→ REQUIREMENTS
Write out all the data again, exactly as it stands.

=== GIVEN DATA ===

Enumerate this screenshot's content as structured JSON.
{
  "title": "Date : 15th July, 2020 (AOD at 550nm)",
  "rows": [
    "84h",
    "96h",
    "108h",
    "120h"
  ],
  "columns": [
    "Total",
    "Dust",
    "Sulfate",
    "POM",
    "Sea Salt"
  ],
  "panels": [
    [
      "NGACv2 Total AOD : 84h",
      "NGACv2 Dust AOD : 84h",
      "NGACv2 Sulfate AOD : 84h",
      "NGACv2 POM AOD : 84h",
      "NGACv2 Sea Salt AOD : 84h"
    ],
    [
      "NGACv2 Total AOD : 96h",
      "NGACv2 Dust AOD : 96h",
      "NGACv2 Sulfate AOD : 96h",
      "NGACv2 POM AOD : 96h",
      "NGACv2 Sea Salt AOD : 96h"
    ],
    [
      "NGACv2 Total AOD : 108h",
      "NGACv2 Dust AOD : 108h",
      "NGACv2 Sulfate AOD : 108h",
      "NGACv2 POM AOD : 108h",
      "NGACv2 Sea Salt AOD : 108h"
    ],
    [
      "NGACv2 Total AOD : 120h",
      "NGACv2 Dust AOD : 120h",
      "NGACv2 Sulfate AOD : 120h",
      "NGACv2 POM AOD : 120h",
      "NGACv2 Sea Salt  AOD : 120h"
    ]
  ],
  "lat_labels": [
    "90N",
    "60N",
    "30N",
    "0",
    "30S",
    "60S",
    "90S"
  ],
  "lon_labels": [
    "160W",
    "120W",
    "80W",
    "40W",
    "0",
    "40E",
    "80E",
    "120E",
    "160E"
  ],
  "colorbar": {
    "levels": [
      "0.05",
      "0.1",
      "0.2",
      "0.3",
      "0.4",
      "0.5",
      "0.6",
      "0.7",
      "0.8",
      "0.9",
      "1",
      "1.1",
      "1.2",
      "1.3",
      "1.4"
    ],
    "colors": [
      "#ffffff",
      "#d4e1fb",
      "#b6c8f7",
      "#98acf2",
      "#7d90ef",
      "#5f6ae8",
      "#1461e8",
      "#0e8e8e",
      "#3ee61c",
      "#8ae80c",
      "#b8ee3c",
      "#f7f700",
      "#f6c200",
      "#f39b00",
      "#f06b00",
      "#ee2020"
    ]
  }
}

===

→ TASK SOLUTION
Enumerate this screenshot's content as structured JSON.
{
  "title": "Date : 15th July, 2020 (AOD at 550nm)",
  "rows": [
    "84h",
    "96h",
    "108h",
    "120h"
  ],
  "columns": [
    "Total",
    "Dust",
    "Sulfate",
    "POM",
    "Sea Salt"
  ],
  "panels": [
    [
      "NGACv2 Total AOD : 84h",
      "NGACv2 Dust AOD : 84h",
      "NGACv2 Sulfate AOD : 84h",
      "NGACv2 POM AOD : 84h",
      "NGACv2 Sea Salt AOD : 84h"
    ],
    [
      "NGACv2 Total AOD : 96h",
      "NGACv2 Dust AOD : 96h",
      "NGACv2 Sulfate AOD : 96h",
      "NGACv2 POM AOD : 96h",
      "NGACv2 Sea Salt AOD : 96h"
    ],
    [
      "NGACv2 Total AOD : 108h",
      "NGACv2 Dust AOD : 108h",
      "NGACv2 Sulfate AOD : 108h",
      "NGACv2 POM AOD : 108h",
      "NGACv2 Sea Salt AOD : 108h"
    ],
    [
      "NGACv2 Total AOD : 120h",
      "NGACv2 Dust AOD : 120h",
      "NGACv2 Sulfate AOD : 120h",
      "NGACv2 POM AOD : 120h",
      "NGACv2 Sea Salt  AOD : 120h"
    ]
  ],
  "lat_labels": [
    "90N",
    "60N",
    "30N",
    "0",
    "30S",
    "60S",
    "90S"
  ],
  "lon_labels": [
    "160W",
    "120W",
    "80W",
    "40W",
    "0",
    "40E",
    "80E",
    "120E",
    "160E"
  ],
  "colorbar": {
    "levels": [
      "0.05",
      "0.1",
      "0.2",
      "0.3",
      "0.4",
      "0.5",
      "0.6",
      "0.7",
      "0.8",
      "0.9",
      "1",
      "1.1",
      "1.2",
      "1.3",
      "1.4"
    ],
    "colors": [
      "#ffffff",
      "#d4e1fb",
      "#b6c8f7",
      "#98acf2",
      "#7d90ef",
      "#5f6ae8",
      "#1461e8",
      "#0e8e8e",
      "#3ee61c",
      "#8ae80c",
      "#b8ee3c",
      "#f7f700",
      "#f6c200",
      "#f39b00",
      "#f06b00",
      "#ee2020"
    ]
  }
}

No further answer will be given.